Dataset listings of figures >>
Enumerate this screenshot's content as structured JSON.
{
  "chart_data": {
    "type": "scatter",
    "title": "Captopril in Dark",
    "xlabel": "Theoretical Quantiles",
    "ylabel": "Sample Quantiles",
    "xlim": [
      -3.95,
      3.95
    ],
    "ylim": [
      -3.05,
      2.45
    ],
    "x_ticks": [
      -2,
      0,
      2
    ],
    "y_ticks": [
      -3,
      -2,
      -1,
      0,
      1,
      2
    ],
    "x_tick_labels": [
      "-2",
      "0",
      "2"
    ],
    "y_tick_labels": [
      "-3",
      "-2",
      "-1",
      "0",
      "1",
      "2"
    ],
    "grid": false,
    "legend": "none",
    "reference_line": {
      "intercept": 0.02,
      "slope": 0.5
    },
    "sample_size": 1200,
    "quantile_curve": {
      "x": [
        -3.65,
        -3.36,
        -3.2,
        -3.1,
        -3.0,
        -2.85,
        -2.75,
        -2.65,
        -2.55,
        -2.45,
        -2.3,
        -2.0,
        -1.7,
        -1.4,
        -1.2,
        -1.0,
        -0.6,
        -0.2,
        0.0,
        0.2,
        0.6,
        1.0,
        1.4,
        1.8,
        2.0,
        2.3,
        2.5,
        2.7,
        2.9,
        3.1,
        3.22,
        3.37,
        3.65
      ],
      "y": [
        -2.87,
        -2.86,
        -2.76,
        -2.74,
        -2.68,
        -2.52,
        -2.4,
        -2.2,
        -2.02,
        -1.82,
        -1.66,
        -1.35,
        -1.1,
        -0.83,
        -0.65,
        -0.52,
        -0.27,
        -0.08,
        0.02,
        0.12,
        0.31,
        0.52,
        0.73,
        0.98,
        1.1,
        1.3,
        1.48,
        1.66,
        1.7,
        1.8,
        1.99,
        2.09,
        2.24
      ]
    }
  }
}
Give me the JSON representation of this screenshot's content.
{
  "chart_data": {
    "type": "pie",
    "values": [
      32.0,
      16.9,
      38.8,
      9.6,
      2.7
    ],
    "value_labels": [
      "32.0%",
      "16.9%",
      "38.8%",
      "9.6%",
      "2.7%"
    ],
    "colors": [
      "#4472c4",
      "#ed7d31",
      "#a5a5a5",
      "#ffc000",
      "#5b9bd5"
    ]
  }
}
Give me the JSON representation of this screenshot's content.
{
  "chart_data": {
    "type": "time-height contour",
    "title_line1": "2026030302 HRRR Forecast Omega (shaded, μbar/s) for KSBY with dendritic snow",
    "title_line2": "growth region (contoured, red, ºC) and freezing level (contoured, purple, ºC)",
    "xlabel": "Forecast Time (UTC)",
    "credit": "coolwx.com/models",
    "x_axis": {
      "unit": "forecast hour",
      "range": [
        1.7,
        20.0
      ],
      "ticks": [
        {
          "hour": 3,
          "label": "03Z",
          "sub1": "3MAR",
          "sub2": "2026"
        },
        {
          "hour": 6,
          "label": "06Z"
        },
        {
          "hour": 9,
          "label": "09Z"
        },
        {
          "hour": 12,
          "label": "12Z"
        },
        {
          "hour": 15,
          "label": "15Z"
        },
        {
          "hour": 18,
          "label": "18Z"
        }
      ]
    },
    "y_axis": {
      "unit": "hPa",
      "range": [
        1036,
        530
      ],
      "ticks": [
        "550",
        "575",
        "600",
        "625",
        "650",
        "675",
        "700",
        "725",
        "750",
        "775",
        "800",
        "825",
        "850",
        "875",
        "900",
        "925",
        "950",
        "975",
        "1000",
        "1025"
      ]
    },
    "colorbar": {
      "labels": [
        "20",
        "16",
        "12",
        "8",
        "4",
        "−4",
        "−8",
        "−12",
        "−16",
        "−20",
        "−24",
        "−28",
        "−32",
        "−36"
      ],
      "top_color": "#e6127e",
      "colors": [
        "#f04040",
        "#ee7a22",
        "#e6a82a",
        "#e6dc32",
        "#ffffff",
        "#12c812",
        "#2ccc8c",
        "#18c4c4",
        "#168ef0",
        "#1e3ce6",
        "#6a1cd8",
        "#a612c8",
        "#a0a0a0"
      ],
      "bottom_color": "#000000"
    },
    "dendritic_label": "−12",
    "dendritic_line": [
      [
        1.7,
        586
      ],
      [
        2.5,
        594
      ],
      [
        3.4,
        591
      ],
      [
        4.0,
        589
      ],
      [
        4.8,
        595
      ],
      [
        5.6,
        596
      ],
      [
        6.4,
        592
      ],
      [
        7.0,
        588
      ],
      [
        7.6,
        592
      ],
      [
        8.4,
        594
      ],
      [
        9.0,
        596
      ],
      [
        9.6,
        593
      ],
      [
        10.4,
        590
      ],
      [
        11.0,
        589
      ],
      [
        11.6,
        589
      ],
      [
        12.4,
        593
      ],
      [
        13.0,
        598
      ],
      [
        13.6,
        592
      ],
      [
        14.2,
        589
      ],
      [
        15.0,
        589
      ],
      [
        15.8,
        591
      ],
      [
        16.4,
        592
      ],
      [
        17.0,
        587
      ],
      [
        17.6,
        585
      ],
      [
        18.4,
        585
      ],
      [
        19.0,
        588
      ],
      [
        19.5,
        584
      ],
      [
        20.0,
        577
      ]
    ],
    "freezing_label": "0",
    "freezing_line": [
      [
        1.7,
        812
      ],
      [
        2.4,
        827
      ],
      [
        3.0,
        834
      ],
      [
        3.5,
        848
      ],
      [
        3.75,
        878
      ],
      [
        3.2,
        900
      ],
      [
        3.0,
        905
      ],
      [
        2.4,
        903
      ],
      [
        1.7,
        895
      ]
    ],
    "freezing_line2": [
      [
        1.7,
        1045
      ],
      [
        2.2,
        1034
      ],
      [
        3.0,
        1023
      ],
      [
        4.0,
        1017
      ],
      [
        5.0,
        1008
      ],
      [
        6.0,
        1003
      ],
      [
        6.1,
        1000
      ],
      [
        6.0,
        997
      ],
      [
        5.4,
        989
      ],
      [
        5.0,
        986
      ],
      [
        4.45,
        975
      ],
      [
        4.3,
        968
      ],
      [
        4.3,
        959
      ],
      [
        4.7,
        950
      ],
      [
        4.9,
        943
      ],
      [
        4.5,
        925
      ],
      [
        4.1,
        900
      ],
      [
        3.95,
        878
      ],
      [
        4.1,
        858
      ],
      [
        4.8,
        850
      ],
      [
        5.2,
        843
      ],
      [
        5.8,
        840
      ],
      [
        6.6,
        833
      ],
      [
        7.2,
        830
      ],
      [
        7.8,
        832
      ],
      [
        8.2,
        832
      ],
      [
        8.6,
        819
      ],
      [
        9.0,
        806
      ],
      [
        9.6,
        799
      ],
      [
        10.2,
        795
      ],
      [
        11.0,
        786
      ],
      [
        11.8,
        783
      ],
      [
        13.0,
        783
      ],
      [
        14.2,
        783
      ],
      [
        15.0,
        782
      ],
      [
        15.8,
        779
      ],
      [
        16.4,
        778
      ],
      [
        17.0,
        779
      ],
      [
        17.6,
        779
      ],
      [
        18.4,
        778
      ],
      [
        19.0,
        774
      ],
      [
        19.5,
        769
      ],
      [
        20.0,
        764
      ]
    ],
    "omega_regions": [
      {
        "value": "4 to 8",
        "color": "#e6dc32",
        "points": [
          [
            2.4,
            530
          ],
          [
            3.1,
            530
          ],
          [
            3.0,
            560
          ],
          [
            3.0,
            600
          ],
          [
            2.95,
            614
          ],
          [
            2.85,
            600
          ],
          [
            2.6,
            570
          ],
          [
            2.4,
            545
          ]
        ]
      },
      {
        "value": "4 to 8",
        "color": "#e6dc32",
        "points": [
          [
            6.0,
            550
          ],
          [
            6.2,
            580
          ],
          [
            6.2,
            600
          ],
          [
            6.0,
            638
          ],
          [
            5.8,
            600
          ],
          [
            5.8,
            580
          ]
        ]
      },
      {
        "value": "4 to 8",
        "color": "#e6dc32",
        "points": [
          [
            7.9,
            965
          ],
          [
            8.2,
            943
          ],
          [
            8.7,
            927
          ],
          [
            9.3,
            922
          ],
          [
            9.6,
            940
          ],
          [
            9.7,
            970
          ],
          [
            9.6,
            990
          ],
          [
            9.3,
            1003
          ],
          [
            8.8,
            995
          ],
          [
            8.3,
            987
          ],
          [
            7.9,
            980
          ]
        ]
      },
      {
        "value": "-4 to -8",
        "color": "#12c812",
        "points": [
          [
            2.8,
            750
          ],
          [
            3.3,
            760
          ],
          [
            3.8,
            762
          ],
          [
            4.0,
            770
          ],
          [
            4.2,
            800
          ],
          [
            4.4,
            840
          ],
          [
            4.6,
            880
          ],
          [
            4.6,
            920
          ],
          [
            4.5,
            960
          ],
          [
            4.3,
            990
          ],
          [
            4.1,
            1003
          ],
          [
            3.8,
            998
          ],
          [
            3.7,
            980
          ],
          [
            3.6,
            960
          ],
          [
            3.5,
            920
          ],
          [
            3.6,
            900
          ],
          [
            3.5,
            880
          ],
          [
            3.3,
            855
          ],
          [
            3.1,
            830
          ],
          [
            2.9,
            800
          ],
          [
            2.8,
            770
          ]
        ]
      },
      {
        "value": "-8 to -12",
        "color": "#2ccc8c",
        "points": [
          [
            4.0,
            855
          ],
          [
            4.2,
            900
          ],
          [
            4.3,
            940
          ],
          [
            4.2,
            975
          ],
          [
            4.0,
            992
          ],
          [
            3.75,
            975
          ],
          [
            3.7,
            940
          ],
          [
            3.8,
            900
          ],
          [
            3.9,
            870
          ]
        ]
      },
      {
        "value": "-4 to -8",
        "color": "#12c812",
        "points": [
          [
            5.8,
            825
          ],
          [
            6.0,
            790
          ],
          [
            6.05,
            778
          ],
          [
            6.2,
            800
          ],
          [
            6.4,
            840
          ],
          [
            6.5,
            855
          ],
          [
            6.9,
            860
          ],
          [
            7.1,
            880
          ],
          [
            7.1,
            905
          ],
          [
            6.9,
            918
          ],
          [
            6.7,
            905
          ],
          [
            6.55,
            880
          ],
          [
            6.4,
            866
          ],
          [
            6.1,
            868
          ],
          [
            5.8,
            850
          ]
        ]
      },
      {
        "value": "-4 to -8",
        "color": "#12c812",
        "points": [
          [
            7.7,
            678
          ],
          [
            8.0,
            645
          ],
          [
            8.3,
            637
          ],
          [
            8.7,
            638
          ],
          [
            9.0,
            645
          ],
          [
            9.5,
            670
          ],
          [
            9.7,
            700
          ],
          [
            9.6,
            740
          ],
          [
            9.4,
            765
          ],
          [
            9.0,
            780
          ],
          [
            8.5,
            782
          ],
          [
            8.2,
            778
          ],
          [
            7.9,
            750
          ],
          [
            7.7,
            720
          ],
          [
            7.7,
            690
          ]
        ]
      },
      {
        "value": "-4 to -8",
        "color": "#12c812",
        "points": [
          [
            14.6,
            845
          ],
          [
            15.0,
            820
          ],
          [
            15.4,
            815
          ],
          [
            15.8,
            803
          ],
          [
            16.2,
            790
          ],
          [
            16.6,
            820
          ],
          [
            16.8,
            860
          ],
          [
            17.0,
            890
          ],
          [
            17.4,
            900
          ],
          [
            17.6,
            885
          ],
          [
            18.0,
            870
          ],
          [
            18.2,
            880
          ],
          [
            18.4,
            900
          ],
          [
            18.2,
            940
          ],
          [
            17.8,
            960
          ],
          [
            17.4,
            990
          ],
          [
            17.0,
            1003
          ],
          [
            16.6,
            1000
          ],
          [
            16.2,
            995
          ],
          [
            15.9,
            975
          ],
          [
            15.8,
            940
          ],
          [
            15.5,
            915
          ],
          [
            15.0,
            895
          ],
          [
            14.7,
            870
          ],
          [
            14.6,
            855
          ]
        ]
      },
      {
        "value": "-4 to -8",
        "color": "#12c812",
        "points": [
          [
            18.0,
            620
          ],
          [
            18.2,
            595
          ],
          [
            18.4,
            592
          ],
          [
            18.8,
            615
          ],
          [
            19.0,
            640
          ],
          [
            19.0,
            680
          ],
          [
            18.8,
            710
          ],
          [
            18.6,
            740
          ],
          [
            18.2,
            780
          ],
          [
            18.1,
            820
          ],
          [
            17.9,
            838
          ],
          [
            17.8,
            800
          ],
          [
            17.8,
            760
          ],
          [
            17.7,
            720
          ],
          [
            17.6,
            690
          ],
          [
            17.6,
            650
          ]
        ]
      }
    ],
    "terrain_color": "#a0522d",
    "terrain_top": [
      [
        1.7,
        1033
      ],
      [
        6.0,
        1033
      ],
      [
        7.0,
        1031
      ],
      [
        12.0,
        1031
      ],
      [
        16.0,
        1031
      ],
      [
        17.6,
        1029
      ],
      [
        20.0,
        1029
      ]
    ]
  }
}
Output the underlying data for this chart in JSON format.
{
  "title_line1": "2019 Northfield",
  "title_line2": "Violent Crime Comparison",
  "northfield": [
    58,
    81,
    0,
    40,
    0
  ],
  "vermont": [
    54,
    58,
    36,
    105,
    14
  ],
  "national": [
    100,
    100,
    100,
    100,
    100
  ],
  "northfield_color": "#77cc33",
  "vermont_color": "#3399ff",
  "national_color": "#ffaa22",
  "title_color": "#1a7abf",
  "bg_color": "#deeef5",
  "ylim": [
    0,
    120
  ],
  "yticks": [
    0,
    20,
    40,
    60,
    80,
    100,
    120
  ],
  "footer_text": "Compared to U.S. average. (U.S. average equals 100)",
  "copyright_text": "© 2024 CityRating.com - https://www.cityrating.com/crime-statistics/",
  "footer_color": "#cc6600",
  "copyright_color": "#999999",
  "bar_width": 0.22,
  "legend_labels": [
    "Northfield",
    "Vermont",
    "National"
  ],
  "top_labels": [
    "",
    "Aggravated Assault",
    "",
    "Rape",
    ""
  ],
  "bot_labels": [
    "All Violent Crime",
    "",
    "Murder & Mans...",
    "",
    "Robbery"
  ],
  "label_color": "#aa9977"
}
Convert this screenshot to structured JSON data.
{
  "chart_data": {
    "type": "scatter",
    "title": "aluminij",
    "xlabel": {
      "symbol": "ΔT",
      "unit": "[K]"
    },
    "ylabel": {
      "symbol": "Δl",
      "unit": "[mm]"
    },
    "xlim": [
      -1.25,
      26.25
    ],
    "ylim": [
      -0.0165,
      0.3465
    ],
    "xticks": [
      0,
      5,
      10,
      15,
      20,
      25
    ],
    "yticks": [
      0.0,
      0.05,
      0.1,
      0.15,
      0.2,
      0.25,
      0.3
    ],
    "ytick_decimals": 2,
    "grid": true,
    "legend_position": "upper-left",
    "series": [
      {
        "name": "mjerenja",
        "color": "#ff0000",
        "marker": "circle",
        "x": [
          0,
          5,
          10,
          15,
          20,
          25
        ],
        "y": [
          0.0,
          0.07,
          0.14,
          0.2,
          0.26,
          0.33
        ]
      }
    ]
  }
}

STATED PROBLEM >>
Through the last line of the entries above, beginning at the line containing "Convert this screenshot", transcribe each line exactly, both ends included and nothing more.

FINISHED TASK >>
Convert this screenshot to structured JSON data.
{
  "chart_data": {
    "type": "scatter",
    "title": "aluminij",
    "xlabel": {
      "symbol": "ΔT",
      "unit": "[K]"
    },
    "ylabel": {
      "symbol": "Δl",
      "unit": "[mm]"
    },
    "xlim": [
      -1.25,
      26.25
    ],
    "ylim": [
      -0.0165,
      0.3465
    ],
    "xticks": [
      0,
      5,
      10,
      15,
      20,
      25
    ],
    "yticks": [
      0.0,
      0.05,
      0.1,
      0.15,
      0.2,
      0.25,
      0.3
    ],
    "ytick_decimals": 2,
    "grid": true,
    "legend_position": "upper-left",
    "series": [
      {
        "name": "mjerenja",
        "color": "#ff0000",
        "marker": "circle",
        "x": [
          0,
          5,
          10,
          15,
          20,
          25
        ],
        "y": [
          0.0,
          0.07,
          0.14,
          0.2,
          0.26,
          0.33
        ]
      }
    ]
  }
}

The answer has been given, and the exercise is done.